#### [EXERCISE PROMPT]
Reproduce, unchanged, the lines below from the one containing "moment-x-tick-label: 300 bbox=[914, 322, 954, 349]" through the one containing "synthetic-trace bbox=[391, 497, 745, 622]", both included.
-- TASK INPUTS start --
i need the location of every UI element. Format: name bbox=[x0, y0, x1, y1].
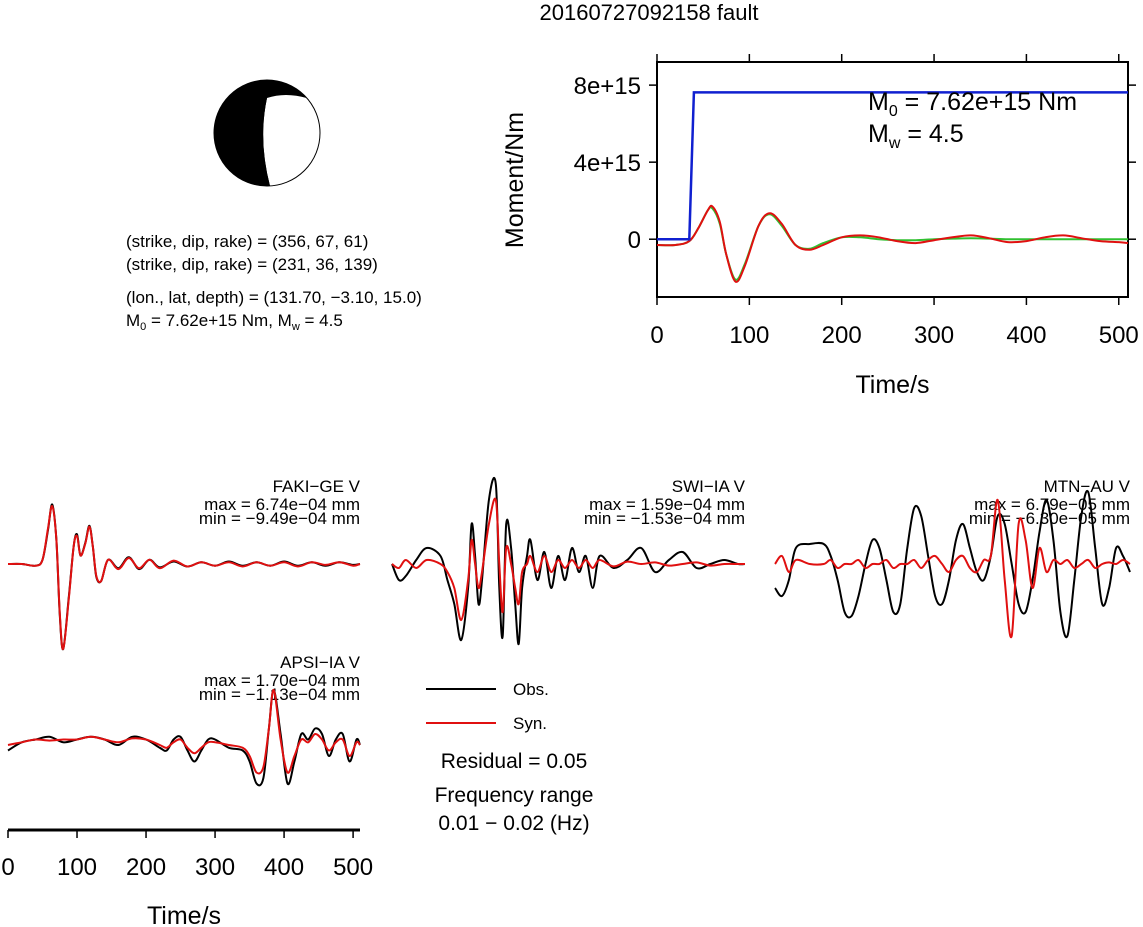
moment-x-tick-label: 300 bbox=[914, 322, 954, 349]
beachball bbox=[213, 79, 321, 187]
moment-plot: 0 100 200 300 400 500 0 4e+15 8e+15 Time/s Moment/… bbox=[501, 54, 1139, 399]
frequency-range-title: Frequency range bbox=[435, 784, 594, 807]
moment-rate-green-series bbox=[656, 206, 1128, 281]
station-label: FAKI−GE V bbox=[273, 477, 361, 496]
amplitude-min-label: min = −9.49e−04 mm bbox=[199, 509, 360, 528]
time-axis-tick-label: 400 bbox=[264, 854, 304, 881]
moment-mw-annotation: Mw = 4.5 bbox=[868, 120, 964, 152]
observed-trace bbox=[774, 489, 1131, 639]
legend-syn-label: Syn. bbox=[513, 714, 547, 733]
moment-rate-red-series bbox=[656, 204, 1129, 283]
moment-m0-annotation: M0 = 7.62e+15 Nm bbox=[868, 88, 1077, 120]
moment-x-tick-label: 0 bbox=[650, 322, 663, 349]
moment-summary: M0 = 7.62e+15 Nm, Mw = 4.5 bbox=[126, 311, 343, 333]
residual-label: Residual = 0.05 bbox=[441, 750, 588, 773]
amplitude-max-label: max = 6.74e−04 mm bbox=[204, 495, 360, 514]
observed-trace bbox=[7, 688, 361, 787]
synthetic-trace bbox=[7, 505, 361, 651]
time-axis-tick-label: 100 bbox=[57, 854, 97, 881]
time-axis-tick-label: 300 bbox=[195, 854, 235, 881]
cumulative-moment-series bbox=[657, 91, 1128, 241]
synthetic-trace bbox=[7, 688, 361, 775]
moment-x-tick-label: 100 bbox=[729, 322, 769, 349]
moment-x-tick-label: 200 bbox=[822, 322, 862, 349]
synthetic-trace bbox=[391, 497, 745, 622]
station-label: MTN−AU V bbox=[1044, 477, 1131, 496]
station-label: SWI−IA V bbox=[672, 477, 746, 496]
amplitude-min-label: min = −1.13e−04 mm bbox=[199, 685, 360, 704]
time-axis-tick-label: 500 bbox=[333, 854, 373, 881]
figure-title: 20160727092158 fault bbox=[540, 0, 759, 25]
moment-x-tick-label: 500 bbox=[1099, 322, 1139, 349]
moment-y-tick-label: 8e+15 bbox=[574, 73, 641, 100]
waveform-time-axis: 0 100 200 300 400 500 Time/s bbox=[1, 828, 373, 927]
moment-x-axis-label: Time/s bbox=[855, 371, 929, 399]
time-axis-label: Time/s bbox=[147, 902, 221, 927]
observed-trace bbox=[391, 477, 746, 646]
legend-obs-label: Obs. bbox=[513, 680, 549, 699]
amplitude-min-label: min = −6.30e−05 mm bbox=[969, 509, 1130, 528]
moment-y-tick-label: 4e+15 bbox=[574, 150, 641, 177]
legend: Obs. Syn. Residual = 0.05 Frequency rang… bbox=[426, 680, 593, 835]
amplitude-max-label: max = 1.59e−04 mm bbox=[589, 495, 745, 514]
amplitude-min-label: min = −1.53e−04 mm bbox=[584, 509, 745, 528]
station-label: APSI−IA V bbox=[280, 653, 361, 672]
moment-y-tick-label: 0 bbox=[628, 227, 641, 254]
nodal-plane-1: (strike, dip, rake) = (356, 67, 61) bbox=[126, 232, 368, 251]
nodal-plane-2: (strike, dip, rake) = (231, 36, 139) bbox=[126, 255, 378, 274]
hypocenter-location: (lon., lat, depth) = (131.70, −3.10, 15.… bbox=[126, 288, 422, 307]
moment-plot-frame bbox=[656, 61, 1129, 298]
moment-y-axis-label: Moment/Nm bbox=[501, 112, 529, 248]
moment-x-tick-label: 400 bbox=[1006, 322, 1046, 349]
amplitude-max-label: max = 1.70e−04 mm bbox=[204, 671, 360, 690]
frequency-range-value: 0.01 − 0.02 (Hz) bbox=[438, 812, 589, 835]
synthetic-trace bbox=[774, 498, 1131, 639]
time-axis-tick-label: 200 bbox=[126, 854, 166, 881]
time-axis-tick-label: 0 bbox=[1, 854, 14, 881]
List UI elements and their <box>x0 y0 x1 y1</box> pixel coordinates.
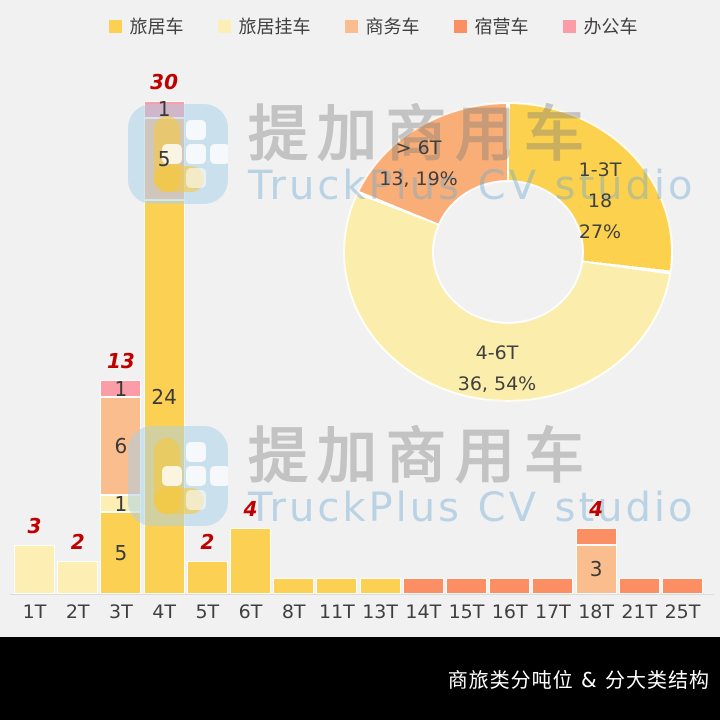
-- TASK INPUTS end --
#### [WRITTEN REPLY]
moment-x-tick-label: 300 bbox=[914, 322, 954, 349]
beachball bbox=[213, 79, 321, 187]
moment-plot: 0 100 200 300 400 500 0 4e+15 8e+15 Time/s Moment/… bbox=[501, 54, 1139, 399]
frequency-range-title: Frequency range bbox=[435, 784, 594, 807]
moment-rate-green-series bbox=[656, 206, 1128, 281]
station-label: FAKI−GE V bbox=[273, 477, 361, 496]
amplitude-min-label: min = −9.49e−04 mm bbox=[199, 509, 360, 528]
time-axis-tick-label: 400 bbox=[264, 854, 304, 881]
moment-mw-annotation: Mw = 4.5 bbox=[868, 120, 964, 152]
observed-trace bbox=[774, 489, 1131, 639]
legend-syn-label: Syn. bbox=[513, 714, 547, 733]
moment-rate-red-series bbox=[656, 204, 1129, 283]
moment-m0-annotation: M0 = 7.62e+15 Nm bbox=[868, 88, 1077, 120]
moment-x-tick-label: 0 bbox=[650, 322, 663, 349]
moment-summary: M0 = 7.62e+15 Nm, Mw = 4.5 bbox=[126, 311, 343, 333]
residual-label: Residual = 0.05 bbox=[441, 750, 588, 773]
amplitude-max-label: max = 6.74e−04 mm bbox=[204, 495, 360, 514]
observed-trace bbox=[7, 688, 361, 787]
synthetic-trace bbox=[7, 505, 361, 651]
time-axis-tick-label: 100 bbox=[57, 854, 97, 881]
time-axis-tick-label: 300 bbox=[195, 854, 235, 881]
cumulative-moment-series bbox=[657, 91, 1128, 241]
synthetic-trace bbox=[7, 688, 361, 775]
moment-x-tick-label: 100 bbox=[729, 322, 769, 349]
moment-x-tick-label: 200 bbox=[822, 322, 862, 349]
synthetic-trace bbox=[391, 497, 745, 622]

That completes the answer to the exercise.